# TASK INPUT:
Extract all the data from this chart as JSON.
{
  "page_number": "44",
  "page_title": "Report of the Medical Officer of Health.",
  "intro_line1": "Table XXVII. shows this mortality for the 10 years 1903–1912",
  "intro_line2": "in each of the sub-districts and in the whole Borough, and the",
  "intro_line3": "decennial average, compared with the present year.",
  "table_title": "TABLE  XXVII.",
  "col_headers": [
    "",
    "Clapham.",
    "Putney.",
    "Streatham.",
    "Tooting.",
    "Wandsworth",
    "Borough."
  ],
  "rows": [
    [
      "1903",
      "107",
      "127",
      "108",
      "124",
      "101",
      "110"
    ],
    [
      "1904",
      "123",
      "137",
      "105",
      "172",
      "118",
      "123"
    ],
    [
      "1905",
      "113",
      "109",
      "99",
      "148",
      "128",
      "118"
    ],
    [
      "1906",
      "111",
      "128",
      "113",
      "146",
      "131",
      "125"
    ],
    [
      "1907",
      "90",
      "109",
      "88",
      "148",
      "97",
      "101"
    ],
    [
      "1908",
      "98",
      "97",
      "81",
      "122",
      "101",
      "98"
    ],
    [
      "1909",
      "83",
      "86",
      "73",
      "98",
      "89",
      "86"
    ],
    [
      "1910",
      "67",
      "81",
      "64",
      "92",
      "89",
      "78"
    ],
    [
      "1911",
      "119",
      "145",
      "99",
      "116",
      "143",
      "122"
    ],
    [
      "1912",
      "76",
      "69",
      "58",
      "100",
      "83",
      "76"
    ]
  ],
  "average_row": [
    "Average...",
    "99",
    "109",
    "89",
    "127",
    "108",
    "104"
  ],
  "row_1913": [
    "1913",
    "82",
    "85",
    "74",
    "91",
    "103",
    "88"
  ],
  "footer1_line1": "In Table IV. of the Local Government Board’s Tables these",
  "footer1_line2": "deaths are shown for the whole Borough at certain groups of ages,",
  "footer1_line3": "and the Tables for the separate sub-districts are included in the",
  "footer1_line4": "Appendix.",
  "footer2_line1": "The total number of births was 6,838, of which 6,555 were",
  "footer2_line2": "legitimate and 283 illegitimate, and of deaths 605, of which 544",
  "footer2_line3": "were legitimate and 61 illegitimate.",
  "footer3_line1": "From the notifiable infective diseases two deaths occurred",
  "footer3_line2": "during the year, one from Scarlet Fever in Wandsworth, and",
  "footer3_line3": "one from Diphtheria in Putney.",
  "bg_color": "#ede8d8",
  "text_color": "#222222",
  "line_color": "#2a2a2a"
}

# TASK STATEMENT:
Check every line in the material above for the string "Putney", then give only the number of lines that have it.

# RESULT FOR THIS EXERCISE:
2